### Aim:
Can the data below be set down again exactly, line for line?

____________

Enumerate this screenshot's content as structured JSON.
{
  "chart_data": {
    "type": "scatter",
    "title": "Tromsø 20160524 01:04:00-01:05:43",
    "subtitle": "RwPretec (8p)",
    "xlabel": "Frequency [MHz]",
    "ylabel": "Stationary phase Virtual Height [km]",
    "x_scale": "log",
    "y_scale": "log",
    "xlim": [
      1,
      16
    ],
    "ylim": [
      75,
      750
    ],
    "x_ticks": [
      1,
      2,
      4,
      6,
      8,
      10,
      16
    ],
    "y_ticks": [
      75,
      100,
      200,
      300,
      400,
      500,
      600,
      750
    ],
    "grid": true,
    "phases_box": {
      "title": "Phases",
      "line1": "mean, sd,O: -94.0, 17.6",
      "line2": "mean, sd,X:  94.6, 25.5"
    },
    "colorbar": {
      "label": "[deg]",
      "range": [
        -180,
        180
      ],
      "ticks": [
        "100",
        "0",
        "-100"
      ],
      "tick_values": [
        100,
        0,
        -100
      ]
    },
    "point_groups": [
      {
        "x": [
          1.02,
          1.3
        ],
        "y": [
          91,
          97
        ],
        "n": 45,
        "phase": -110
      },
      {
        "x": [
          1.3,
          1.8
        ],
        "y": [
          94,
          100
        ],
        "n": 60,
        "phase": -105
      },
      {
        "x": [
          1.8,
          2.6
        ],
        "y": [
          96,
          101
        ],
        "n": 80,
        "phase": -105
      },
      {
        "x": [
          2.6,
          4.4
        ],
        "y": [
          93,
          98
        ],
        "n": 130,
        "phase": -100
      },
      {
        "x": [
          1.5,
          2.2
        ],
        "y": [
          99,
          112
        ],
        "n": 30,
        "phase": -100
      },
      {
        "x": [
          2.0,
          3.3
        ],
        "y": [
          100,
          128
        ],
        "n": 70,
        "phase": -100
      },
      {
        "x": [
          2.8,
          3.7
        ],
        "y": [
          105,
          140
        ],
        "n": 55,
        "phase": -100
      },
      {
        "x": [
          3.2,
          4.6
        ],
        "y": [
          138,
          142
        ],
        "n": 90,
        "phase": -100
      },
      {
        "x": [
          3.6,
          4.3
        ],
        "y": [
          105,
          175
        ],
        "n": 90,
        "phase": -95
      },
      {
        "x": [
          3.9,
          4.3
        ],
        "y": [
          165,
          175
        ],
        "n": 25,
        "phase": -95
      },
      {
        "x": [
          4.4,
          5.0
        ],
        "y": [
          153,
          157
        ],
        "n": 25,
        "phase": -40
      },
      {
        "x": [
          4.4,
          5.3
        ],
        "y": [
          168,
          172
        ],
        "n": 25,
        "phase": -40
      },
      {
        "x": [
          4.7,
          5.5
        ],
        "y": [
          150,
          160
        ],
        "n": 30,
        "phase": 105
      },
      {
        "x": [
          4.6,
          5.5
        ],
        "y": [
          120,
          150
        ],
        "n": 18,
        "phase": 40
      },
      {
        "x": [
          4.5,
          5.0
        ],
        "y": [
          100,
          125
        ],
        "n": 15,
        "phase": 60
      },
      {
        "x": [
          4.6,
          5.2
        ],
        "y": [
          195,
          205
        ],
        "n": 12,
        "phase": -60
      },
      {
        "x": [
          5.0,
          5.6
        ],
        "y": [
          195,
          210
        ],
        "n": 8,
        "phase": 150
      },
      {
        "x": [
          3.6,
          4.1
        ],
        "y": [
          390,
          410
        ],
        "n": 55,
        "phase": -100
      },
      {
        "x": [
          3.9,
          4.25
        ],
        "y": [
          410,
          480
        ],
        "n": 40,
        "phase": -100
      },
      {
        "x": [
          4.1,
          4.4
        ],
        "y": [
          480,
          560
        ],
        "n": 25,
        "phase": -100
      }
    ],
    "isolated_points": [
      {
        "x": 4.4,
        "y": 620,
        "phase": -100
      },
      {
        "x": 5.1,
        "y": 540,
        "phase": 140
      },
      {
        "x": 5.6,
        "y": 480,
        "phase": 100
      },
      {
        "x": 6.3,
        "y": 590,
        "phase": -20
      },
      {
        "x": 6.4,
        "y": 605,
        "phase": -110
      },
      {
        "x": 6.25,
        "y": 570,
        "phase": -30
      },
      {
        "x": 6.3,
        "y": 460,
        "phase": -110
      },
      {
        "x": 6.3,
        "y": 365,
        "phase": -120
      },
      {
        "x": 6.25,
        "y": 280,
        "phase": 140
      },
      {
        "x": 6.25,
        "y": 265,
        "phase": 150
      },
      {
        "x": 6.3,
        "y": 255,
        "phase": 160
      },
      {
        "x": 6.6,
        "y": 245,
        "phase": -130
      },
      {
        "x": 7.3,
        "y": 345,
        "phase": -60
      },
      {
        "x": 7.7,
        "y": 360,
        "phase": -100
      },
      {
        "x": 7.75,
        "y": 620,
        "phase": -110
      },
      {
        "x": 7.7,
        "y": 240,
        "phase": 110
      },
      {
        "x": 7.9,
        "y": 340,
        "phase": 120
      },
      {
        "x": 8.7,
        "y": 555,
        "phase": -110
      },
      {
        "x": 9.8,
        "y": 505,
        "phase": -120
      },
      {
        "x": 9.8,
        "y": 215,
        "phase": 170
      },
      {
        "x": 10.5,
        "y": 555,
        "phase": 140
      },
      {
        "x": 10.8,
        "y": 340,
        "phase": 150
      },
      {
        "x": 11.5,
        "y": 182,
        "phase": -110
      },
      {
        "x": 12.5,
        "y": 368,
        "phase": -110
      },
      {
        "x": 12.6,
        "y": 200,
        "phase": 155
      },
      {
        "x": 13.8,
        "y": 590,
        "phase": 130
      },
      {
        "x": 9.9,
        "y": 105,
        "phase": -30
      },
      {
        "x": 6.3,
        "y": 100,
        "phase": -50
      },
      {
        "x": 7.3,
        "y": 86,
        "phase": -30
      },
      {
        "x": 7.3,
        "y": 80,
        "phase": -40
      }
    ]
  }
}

____________

### Final result:
Enumerate this screenshot's content as structured JSON.
{
  "chart_data": {
    "type": "scatter",
    "title": "Tromsø 20160524 01:04:00-01:05:43",
    "subtitle": "RwPretec (8p)",
    "xlabel": "Frequency [MHz]",
    "ylabel": "Stationary phase Virtual Height [km]",
    "x_scale": "log",
    "y_scale": "log",
    "xlim": [
      1,
      16
    ],
    "ylim": [
      75,
      750
    ],
    "x_ticks": [
      1,
      2,
      4,
      6,
      8,
      10,
      16
    ],
    "y_ticks": [
      75,
      100,
      200,
      300,
      400,
      500,
      600,
      750
    ],
    "grid": true,
    "phases_box": {
      "title": "Phases",
      "line1": "mean, sd,O: -94.0, 17.6",
      "line2": "mean, sd,X:  94.6, 25.5"
    },
    "colorbar": {
      "label": "[deg]",
      "range": [
        -180,
        180
      ],
      "ticks": [
        "100",
        "0",
        "-100"
      ],
      "tick_values": [
        100,
        0,
        -100
      ]
    },
    "point_groups": [
      {
        "x": [
          1.02,
          1.3
        ],
        "y": [
          91,
          97
        ],
        "n": 45,
        "phase": -110
      },
      {
        "x": [
          1.3,
          1.8
        ],
        "y": [
          94,
          100
        ],
        "n": 60,
        "phase": -105
      },
      {
        "x": [
          1.8,
          2.6
        ],
        "y": [
          96,
          101
        ],
        "n": 80,
        "phase": -105
      },
      {
        "x": [
          2.6,
          4.4
        ],
        "y": [
          93,
          98
        ],
        "n": 130,
        "phase": -100
      },
      {
        "x": [
          1.5,
          2.2
        ],
        "y": [
          99,
          112
        ],
        "n": 30,
        "phase": -100
      },
      {
        "x": [
          2.0,
          3.3
        ],
        "y": [
          100,
          128
        ],
        "n": 70,
        "phase": -100
      },
      {
        "x": [
          2.8,
          3.7
        ],
        "y": [
          105,
          140
        ],
        "n": 55,
        "phase": -100
      },
      {
        "x": [
          3.2,
          4.6
        ],
        "y": [
          138,
          142
        ],
        "n": 90,
        "phase": -100
      },
      {
        "x": [
          3.6,
          4.3
        ],
        "y": [
          105,
          175
        ],
        "n": 90,
        "phase": -95
      },
      {
        "x": [
          3.9,
          4.3
        ],
        "y": [
          165,
          175
        ],
        "n": 25,
        "phase": -95
      },
      {
        "x": [
          4.4,
          5.0
        ],
        "y": [
          153,
          157
        ],
        "n": 25,
        "phase": -40
      },
      {
        "x": [
          4.4,
          5.3
        ],
        "y": [
          168,
          172
        ],
        "n": 25,
        "phase": -40
      },
      {
        "x": [
          4.7,
          5.5
        ],
        "y": [
          150,
          160
        ],
        "n": 30,
        "phase": 105
      },
      {
        "x": [
          4.6,
          5.5
        ],
        "y": [
          120,
          150
        ],
        "n": 18,
        "phase": 40
      },
      {
        "x": [
          4.5,
          5.0
        ],
        "y": [
          100,
          125
        ],
        "n": 15,
        "phase": 60
      },
      {
        "x": [
          4.6,
          5.2
        ],
        "y": [
          195,
          205
        ],
        "n": 12,
        "phase": -60
      },
      {
        "x": [
          5.0,
          5.6
        ],
        "y": [
          195,
          210
        ],
        "n": 8,
        "phase": 150
      },
      {
        "x": [
          3.6,
          4.1
        ],
        "y": [
          390,
          410
        ],
        "n": 55,
        "phase": -100
      },
      {
        "x": [
          3.9,
          4.25
        ],
        "y": [
          410,
          480
        ],
        "n": 40,
        "phase": -100
      },
      {
        "x": [
          4.1,
          4.4
        ],
        "y": [
          480,
          560
        ],
        "n": 25,
        "phase": -100
      }
    ],
    "isolated_points": [
      {
        "x": 4.4,
        "y": 620,
        "phase": -100
      },
      {
        "x": 5.1,
        "y": 540,
        "phase": 140
      },
      {
        "x": 5.6,
        "y": 480,
        "phase": 100
      },
      {
        "x": 6.3,
        "y": 590,
        "phase": -20
      },
      {
        "x": 6.4,
        "y": 605,
        "phase": -110
      },
      {
        "x": 6.25,
        "y": 570,
        "phase": -30
      },
      {
        "x": 6.3,
        "y": 460,
        "phase": -110
      },
      {
        "x": 6.3,
        "y": 365,
        "phase": -120
      },
      {
        "x": 6.25,
        "y": 280,
        "phase": 140
      },
      {
        "x": 6.25,
        "y": 265,
        "phase": 150
      },
      {
        "x": 6.3,
        "y": 255,
        "phase": 160
      },
      {
        "x": 6.6,
        "y": 245,
        "phase": -130
      },
      {
        "x": 7.3,
        "y": 345,
        "phase": -60
      },
      {
        "x": 7.7,
        "y": 360,
        "phase": -100
      },
      {
        "x": 7.75,
        "y": 620,
        "phase": -110
      },
      {
        "x": 7.7,
        "y": 240,
        "phase": 110
      },
      {
        "x": 7.9,
        "y": 340,
        "phase": 120
      },
      {
        "x": 8.7,
        "y": 555,
        "phase": -110
      },
      {
        "x": 9.8,
        "y": 505,
        "phase": -120
      },
      {
        "x": 9.8,
        "y": 215,
        "phase": 170
      },
      {
        "x": 10.5,
        "y": 555,
        "phase": 140
      },
      {
        "x": 10.8,
        "y": 340,
        "phase": 150
      },
      {
        "x": 11.5,
        "y": 182,
        "phase": -110
      },
      {
        "x": 12.5,
        "y": 368,
        "phase": -110
      },
      {
        "x": 12.6,
        "y": 200,
        "phase": 155
      },
      {
        "x": 13.8,
        "y": 590,
        "phase": 130
      },
      {
        "x": 9.9,
        "y": 105,
        "phase": -30
      },
      {
        "x": 6.3,
        "y": 100,
        "phase": -50
      },
      {
        "x": 7.3,
        "y": 86,
        "phase": -30
      },
      {
        "x": 7.3,
        "y": 80,
        "phase": -40
      }
    ]
  }
}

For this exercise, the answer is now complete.